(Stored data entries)
★ ★ ★ ★ ★ ★ ★

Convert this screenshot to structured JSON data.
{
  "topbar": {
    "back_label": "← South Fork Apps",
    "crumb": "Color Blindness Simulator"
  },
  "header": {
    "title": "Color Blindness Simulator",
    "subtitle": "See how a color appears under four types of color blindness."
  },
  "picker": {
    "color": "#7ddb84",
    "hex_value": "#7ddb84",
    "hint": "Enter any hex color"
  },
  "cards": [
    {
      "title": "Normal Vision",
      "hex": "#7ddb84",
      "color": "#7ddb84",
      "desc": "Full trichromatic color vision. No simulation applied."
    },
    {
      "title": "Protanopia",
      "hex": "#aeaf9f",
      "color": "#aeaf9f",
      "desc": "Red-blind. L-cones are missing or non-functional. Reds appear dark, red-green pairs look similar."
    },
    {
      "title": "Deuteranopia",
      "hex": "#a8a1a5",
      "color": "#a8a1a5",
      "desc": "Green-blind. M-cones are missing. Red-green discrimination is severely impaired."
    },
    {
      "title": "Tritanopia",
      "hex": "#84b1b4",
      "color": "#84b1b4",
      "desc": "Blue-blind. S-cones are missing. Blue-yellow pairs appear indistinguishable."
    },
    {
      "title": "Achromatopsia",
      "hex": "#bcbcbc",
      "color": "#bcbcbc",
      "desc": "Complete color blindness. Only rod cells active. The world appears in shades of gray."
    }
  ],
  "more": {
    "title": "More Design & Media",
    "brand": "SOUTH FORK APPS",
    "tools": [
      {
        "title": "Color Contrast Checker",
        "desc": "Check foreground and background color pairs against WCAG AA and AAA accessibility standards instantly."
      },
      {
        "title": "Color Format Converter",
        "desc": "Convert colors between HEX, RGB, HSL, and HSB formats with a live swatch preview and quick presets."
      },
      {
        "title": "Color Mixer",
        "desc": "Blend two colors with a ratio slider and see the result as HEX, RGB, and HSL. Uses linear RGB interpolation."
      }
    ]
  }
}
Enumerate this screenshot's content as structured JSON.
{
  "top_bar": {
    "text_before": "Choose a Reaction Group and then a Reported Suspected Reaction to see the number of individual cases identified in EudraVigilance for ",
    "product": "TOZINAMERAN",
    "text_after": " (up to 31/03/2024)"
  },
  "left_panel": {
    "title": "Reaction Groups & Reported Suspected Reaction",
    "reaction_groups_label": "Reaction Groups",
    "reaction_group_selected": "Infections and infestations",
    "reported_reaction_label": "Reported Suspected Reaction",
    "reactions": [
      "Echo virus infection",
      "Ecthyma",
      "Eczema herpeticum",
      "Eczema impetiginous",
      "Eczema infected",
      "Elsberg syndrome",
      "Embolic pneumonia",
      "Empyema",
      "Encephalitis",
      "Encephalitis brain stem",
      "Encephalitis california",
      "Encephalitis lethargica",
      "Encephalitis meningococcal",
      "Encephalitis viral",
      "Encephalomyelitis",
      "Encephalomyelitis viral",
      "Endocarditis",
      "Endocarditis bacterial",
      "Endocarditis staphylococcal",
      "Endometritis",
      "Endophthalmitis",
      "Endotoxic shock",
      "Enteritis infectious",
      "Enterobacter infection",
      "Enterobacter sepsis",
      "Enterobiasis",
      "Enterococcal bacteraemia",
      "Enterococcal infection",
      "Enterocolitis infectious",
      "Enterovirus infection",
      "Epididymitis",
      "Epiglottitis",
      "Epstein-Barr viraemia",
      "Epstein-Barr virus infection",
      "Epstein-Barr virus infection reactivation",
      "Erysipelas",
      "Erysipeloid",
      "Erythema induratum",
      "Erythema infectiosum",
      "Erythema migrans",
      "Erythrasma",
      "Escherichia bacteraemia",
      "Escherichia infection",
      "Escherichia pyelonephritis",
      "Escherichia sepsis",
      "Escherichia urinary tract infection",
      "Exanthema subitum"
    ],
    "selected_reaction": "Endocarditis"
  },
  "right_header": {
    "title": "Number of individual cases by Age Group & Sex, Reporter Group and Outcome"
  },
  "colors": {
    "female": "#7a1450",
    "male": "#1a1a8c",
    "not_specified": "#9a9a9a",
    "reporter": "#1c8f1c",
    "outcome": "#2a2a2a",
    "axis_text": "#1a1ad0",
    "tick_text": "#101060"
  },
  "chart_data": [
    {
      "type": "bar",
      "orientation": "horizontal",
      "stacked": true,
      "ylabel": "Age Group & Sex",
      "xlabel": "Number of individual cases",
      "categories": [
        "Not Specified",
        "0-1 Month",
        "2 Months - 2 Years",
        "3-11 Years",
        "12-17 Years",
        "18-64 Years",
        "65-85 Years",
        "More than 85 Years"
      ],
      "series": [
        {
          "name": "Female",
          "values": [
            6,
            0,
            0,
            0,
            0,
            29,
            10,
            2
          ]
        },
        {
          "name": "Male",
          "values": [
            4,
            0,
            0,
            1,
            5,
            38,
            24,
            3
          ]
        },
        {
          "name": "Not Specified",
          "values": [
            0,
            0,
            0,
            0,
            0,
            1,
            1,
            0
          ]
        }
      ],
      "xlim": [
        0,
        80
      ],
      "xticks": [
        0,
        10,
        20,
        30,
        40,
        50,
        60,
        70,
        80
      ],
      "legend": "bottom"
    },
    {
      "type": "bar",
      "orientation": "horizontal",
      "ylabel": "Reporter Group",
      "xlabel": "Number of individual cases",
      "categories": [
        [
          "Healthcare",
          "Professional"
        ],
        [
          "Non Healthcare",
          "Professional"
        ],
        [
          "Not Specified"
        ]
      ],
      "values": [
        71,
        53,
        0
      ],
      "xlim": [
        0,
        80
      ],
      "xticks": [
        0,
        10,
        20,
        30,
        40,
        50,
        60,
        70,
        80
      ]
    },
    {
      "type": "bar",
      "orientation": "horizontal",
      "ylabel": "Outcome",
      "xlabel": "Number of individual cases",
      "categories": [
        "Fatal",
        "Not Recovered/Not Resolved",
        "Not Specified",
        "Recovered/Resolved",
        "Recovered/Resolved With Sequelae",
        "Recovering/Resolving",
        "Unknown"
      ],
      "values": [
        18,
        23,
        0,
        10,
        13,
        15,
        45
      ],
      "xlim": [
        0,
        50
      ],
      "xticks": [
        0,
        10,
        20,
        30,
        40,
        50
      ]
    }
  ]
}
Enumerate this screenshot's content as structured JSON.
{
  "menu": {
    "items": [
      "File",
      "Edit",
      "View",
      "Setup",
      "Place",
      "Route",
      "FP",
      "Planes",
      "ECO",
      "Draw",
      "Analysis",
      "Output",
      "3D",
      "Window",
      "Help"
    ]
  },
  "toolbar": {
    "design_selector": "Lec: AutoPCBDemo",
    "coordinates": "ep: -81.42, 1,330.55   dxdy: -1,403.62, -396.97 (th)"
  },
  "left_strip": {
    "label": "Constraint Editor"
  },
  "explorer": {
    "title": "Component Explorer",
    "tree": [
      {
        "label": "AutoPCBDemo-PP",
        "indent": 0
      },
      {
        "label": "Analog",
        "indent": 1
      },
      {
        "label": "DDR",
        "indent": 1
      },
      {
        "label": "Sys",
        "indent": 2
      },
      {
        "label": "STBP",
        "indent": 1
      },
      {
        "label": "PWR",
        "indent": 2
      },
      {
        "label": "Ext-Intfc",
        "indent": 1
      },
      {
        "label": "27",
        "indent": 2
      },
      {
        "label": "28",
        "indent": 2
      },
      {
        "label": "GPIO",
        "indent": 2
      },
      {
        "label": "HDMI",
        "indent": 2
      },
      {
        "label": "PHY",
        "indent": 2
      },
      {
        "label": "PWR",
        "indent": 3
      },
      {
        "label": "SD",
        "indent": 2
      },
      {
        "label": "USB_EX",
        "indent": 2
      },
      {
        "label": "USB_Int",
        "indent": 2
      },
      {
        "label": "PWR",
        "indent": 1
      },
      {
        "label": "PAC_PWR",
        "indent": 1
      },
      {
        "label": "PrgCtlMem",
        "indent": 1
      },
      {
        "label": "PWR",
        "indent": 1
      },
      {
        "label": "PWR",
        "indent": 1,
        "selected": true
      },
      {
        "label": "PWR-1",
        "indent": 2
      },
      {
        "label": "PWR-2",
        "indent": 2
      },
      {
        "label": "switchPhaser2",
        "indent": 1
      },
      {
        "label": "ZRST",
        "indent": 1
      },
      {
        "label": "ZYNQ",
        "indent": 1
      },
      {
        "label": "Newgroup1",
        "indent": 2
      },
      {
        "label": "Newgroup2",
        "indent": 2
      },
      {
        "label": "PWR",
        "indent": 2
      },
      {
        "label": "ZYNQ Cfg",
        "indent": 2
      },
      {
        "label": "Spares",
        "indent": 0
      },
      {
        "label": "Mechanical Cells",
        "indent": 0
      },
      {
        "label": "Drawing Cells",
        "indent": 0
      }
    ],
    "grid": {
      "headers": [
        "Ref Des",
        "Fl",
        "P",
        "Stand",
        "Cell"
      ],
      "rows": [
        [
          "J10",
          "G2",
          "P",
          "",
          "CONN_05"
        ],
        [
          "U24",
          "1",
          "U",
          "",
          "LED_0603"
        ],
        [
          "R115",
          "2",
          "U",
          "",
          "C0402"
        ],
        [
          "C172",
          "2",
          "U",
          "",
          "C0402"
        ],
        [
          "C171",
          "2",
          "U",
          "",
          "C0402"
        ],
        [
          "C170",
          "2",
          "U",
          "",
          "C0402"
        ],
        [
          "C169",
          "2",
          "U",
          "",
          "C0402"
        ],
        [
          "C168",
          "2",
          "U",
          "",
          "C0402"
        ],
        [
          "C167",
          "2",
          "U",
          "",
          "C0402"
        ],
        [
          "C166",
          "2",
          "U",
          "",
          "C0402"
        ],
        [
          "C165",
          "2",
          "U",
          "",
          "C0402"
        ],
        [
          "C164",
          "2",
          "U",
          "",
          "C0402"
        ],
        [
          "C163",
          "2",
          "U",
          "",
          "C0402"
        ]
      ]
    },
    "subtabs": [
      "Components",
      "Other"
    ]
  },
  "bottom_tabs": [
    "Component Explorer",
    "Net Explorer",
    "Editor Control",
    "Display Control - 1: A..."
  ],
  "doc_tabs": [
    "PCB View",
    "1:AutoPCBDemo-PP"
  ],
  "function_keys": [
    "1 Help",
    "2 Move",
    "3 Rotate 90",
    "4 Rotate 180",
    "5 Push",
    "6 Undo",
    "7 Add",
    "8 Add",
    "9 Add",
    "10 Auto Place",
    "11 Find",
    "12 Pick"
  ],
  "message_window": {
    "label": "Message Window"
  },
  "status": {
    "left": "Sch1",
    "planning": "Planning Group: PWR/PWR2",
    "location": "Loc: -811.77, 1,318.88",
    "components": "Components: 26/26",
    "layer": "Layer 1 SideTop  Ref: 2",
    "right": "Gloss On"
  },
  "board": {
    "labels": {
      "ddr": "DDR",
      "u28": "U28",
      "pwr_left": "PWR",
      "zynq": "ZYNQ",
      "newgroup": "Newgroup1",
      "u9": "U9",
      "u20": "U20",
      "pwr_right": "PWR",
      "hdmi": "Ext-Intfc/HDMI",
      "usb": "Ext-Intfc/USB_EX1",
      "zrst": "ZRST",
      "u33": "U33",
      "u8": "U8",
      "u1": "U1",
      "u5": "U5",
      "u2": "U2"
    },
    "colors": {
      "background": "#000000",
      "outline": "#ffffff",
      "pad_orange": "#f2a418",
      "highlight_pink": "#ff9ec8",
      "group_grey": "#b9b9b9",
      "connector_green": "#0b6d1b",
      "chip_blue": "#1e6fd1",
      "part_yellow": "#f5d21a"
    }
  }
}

★ ★ ★ ★ ★ ★ ★

### PROBLEM STATEMENT
A complete answer gives every line of the data that includes "Barr".

### RESPONSE TO THIS TASK
      "Epstein-Barr viraemia",
      "Epstein-Barr virus infection",
      "Epstein-Barr virus infection reactivation",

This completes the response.